### 出題 A
本文によると、電子書籍はアメリカでどの程度までしか普及しないとされているか。
### 出題 B
本文が時代に合わせて変えなければいけないとする本の点を、すべて挙げよ。

### 本文
気が狂いそうになるほど慌ただしい日々の中で、それでもやり抜けたのは、「出版を『いかに保つか』ではなく『いかに変えるか』を考え、仕掛けたい」という気持ちがあったからだ。

500年以上続く本のフォーマットはやはり強い

入社後すぐに、経営陣から1つの問いが投げられた。
「NewsPicksというサービスは、今までの『新聞でニュースを読む』という体験を根本から変えた。読書体験は、どう変えたらいいんだろうね?」

たぶん、そこで期待されていたのは、テクノロジーを使ったまったくあたらしい体験だったのだろう。でも、散々考えた末、僕はそこに核心はないという結論に至った。

ハードウェアとしての本は、相当イケている(だからこそ電子書籍は先進国アメリカでも3割程度までしか普及しないのだろう)。ソーシャルリーディングなる概念も一時期期待されたが、普及しなかった。むしろ、この接続過剰な時代「つながらないこと」は本の価値とも言えるくらいだ。

活版印刷の登場以来、一般化して500年以上経つ「本」というフォーマットは、相当に強固なのだ。
時代に合わせて変えなければいけないのは主に次の3つだろう。

①めんどくさいこと
②一方通行であること
③作り手の関係性が無いこと

本の弱点①「めんどくさい」

「動画の時代が来た!」「文章はオワコンだ」とよく言われる。これには、とてもモヤモヤしている(なぜなら本が好きだから!)。
ただ、否定する気はない。これからテキストがどんどん読まれなくなり動画が主流になっていくのは歴史の必然だ。動画を観るほうが、脳への負荷は低いからだ。
テキストという抽象化された記号を読み、その意味を想像し、読みすすめるのは脳にとっては明らかに「めんどくさい」。
あらゆるテクノロジーは人類に楽をさせる方向に進化する。個人単位がどんなに抗ってもテキストの劣勢は変わらないだろう。
ただ、それは市場全体の話にすぎない。動画ビジネスの仕掛け人が「これからは動画の時代だ!」と言うのはかまわないが、それを聞いた個人が鵜呑みにするかどうかは別の話だ。
個人的には「ふーん、なるほどね。だからこそ、自分は本を読むよ」くらいのスタンスで自己防衛するのがちょうどいいのではないか、と思っている(あまのじゃくだとよく言われる)。

前提として、僕はテキストでしか伝えられないこと、少なくともテキストのほうが伝わりやすいことはあると思っている。込み入った内容、抽象的な内容、複雑な論理を伝えるのに、動画はあまり適していない。

ただし、テキストは脳への負荷が高い。しんどい。
これ、僕はランニングに似ていると思っている。ランニングしたほうがいいのはわかっている。わかっているけど、めんどくさい。

### 生データ
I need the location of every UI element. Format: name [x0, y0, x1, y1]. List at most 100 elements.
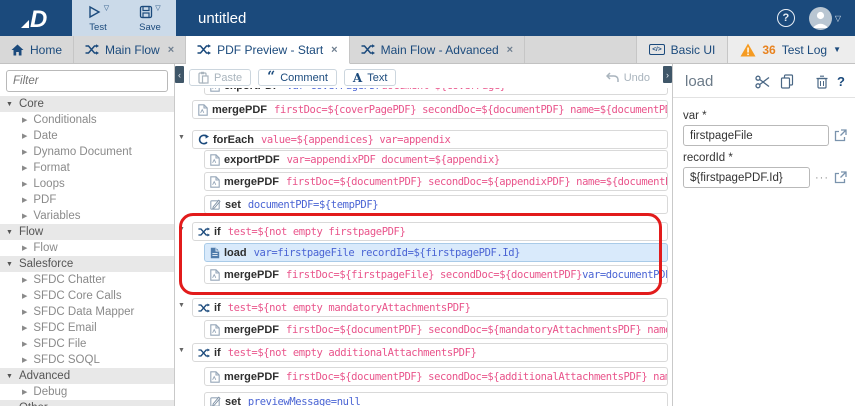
help-icon[interactable]: ? [776, 9, 795, 27]
row-collapse-caret[interactable]: ▼ [178, 347, 185, 354]
sidebar-group-advanced[interactable]: ▼ Advanced [0, 368, 174, 384]
open-external-icon[interactable] [834, 129, 847, 142]
text-button[interactable]: A Text [343, 69, 397, 86]
quote-icon: “ [267, 69, 276, 85]
flow-row-wrap: mergePDF firstDoc=${documentPDF} secondDo… [175, 367, 668, 386]
tab-label: Main Flow - Advanced [380, 42, 499, 57]
flow-row-forEach[interactable]: forEach value=${appendices} var=appendix [192, 130, 668, 149]
component-tree: ▼ Core ▶ Conditionals ▶ Date ▶ Dynamo Document ▶… [0, 96, 174, 406]
flow-row-mergePDF[interactable]: mergePDF firstDoc=${documentPDF} secondDo… [204, 367, 668, 386]
sidebar-item-sfdc-file[interactable]: ▶ SFDC File [0, 336, 174, 352]
sidebar-item-loops[interactable]: ▶ Loops [0, 176, 174, 192]
sidebar-item-variables[interactable]: ▶ Variables [0, 208, 174, 224]
delete-icon[interactable] [816, 75, 828, 89]
user-menu-caret[interactable]: ▽ [835, 14, 841, 23]
save-button[interactable]: ▽ Save [124, 0, 176, 36]
sidebar-item-sfdc-soql[interactable]: ▶ SFDC SOQL [0, 352, 174, 368]
flow-row-if[interactable]: if test=${not empty mandatoryAttachmentsP… [192, 298, 668, 317]
sidebar-item-sfdc-email[interactable]: ▶ SFDC Email [0, 320, 174, 336]
sidebar-item-debug[interactable]: ▶ Debug [0, 384, 174, 400]
flow-row-set[interactable]: set documentPDF=${tempPDF} [204, 195, 668, 214]
paste-button[interactable]: Paste [189, 69, 252, 86]
test-button[interactable]: ▽ Test [72, 0, 124, 36]
sidebar-item-conditionals[interactable]: ▶ Conditionals [0, 112, 174, 128]
save-dropdown-caret[interactable]: ▽ [155, 4, 160, 12]
flow-row-exportPDF[interactable]: exportPDF var=coverPagePDF document=${cov… [204, 88, 668, 95]
row-collapse-caret[interactable]: ▼ [178, 134, 185, 141]
cut-icon[interactable] [755, 75, 771, 89]
flow-row-mergePDF[interactable]: mergePDF firstDoc=${coverPagePDF} secondD… [192, 100, 668, 119]
field-input[interactable] [683, 125, 829, 146]
chevron-right-icon: ▶ [22, 149, 28, 156]
sidebar-group-flow[interactable]: ▼ Flow [0, 224, 174, 240]
sidebar-group-salesforce[interactable]: ▼ Salesforce [0, 256, 174, 272]
field-input[interactable] [683, 167, 810, 188]
flow-row-wrap: set documentPDF=${tempPDF} [175, 195, 668, 214]
undo-label: Undo [623, 71, 650, 84]
flow-row-load[interactable]: load var=firstpageFile recordId=${firstpa… [204, 243, 668, 262]
sidebar-item-sfdc-data-mapper[interactable]: ▶ SFDC Data Mapper [0, 304, 174, 320]
sidebar-item-pdf[interactable]: ▶ PDF [0, 192, 174, 208]
header-toolbar: ▽ Test ▽ Save [72, 0, 176, 36]
sidebar-item-date[interactable]: ▶ Date [0, 128, 174, 144]
inspector-help-icon[interactable]: ? [837, 74, 845, 89]
row-attributes: var=appendixPDF document=${appendix} [286, 153, 501, 166]
pdf-icon [210, 268, 220, 281]
row-collapse-caret[interactable]: ▼ [178, 226, 185, 233]
basic-ui-button[interactable]: </> Basic UI [636, 36, 729, 63]
group-label: Core [18, 98, 44, 110]
flow-row-if[interactable]: if test=${not empty firstpagePDF} [192, 222, 668, 241]
flow-row-if[interactable]: if test=${not empty additionalAttachments… [192, 343, 668, 362]
pdf-icon [210, 323, 220, 336]
row-collapse-caret[interactable]: ▼ [178, 302, 185, 309]
row-command-name: set [225, 198, 241, 211]
flow-row-mergePDF[interactable]: mergePDF firstDoc=${documentPDF} secondDo… [204, 320, 668, 339]
sidebar-item-sfdc-chatter[interactable]: ▶ SFDC Chatter [0, 272, 174, 288]
tab-close-icon[interactable]: × [168, 44, 174, 56]
tab-main-flow-advanced[interactable]: Main Flow - Advanced × [350, 36, 526, 63]
sidebar-item-flow[interactable]: ▶ Flow [0, 240, 174, 256]
chevron-right-icon: ▶ [22, 245, 28, 252]
sidebar-item-dynamo-document[interactable]: ▶ Dynamo Document [0, 144, 174, 160]
sidebar-group-other[interactable]: ▼Other [0, 400, 174, 406]
row-attributes: value=${appendices} var=appendix [260, 133, 451, 146]
chevron-right-icon: ▶ [22, 117, 28, 124]
expression-picker-icon[interactable]: ··· [815, 172, 829, 184]
test-log-count: 36 [762, 42, 776, 57]
branch-icon [198, 347, 210, 358]
tab-close-icon[interactable]: × [331, 44, 337, 56]
sidebar-item-format[interactable]: ▶ Format [0, 160, 174, 176]
collapse-right-chevron[interactable]: › [663, 66, 672, 83]
filter-input[interactable] [6, 70, 168, 92]
collapse-left-chevron[interactable]: ‹ [175, 66, 184, 83]
flow-row-mergePDF[interactable]: mergePDF firstDoc=${firstpageFile} second… [204, 265, 668, 284]
test-log-button[interactable]: 36 Test Log ▼ [728, 36, 855, 63]
sidebar-group-core[interactable]: ▼ Core [0, 96, 174, 112]
flow-row-wrap: ▼ forEach value=${appendices} var=appendix [175, 130, 668, 149]
flow-row-exportPDF[interactable]: exportPDF var=appendixPDF document=${appe… [204, 150, 668, 169]
item-label: SFDC Chatter [33, 274, 106, 286]
test-dropdown-caret[interactable]: ▽ [104, 4, 109, 12]
tab-home[interactable]: Home [0, 36, 75, 63]
copy-icon[interactable] [780, 74, 794, 89]
test-log-caret[interactable]: ▼ [833, 45, 841, 54]
flow-row-set[interactable]: set previewMessage=null [204, 392, 668, 406]
group-label: Flow [18, 226, 44, 238]
tab-main-flow[interactable]: Main Flow × [74, 36, 187, 63]
row-command-name: load [224, 246, 247, 259]
comment-button[interactable]: “ Comment [258, 69, 337, 86]
open-external-icon[interactable] [834, 171, 847, 184]
test-button-label: Test [89, 22, 107, 33]
flow-row-mergePDF[interactable]: mergePDF firstDoc=${documentPDF} secondDo… [204, 172, 668, 191]
tab-pdf-preview-start[interactable]: PDF Preview - Start × [186, 36, 350, 64]
pdf-icon [210, 153, 220, 166]
chevron-right-icon: ▶ [22, 165, 28, 172]
pdf-icon [210, 370, 220, 383]
item-label: SFDC SOQL [33, 354, 100, 366]
undo-button[interactable]: Undo [597, 69, 658, 86]
tab-close-icon[interactable]: × [507, 44, 513, 56]
user-menu[interactable]: ▽ [808, 6, 841, 30]
sidebar-item-sfdc-core-calls[interactable]: ▶ SFDC Core Calls [0, 288, 174, 304]
user-icon [812, 11, 829, 28]
document-title: untitled [198, 9, 247, 27]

### 解答 A
3割程度まで。

### 解答 B
・めんどくさいこと
・一方通行であること
・作り手の関係性が無いこと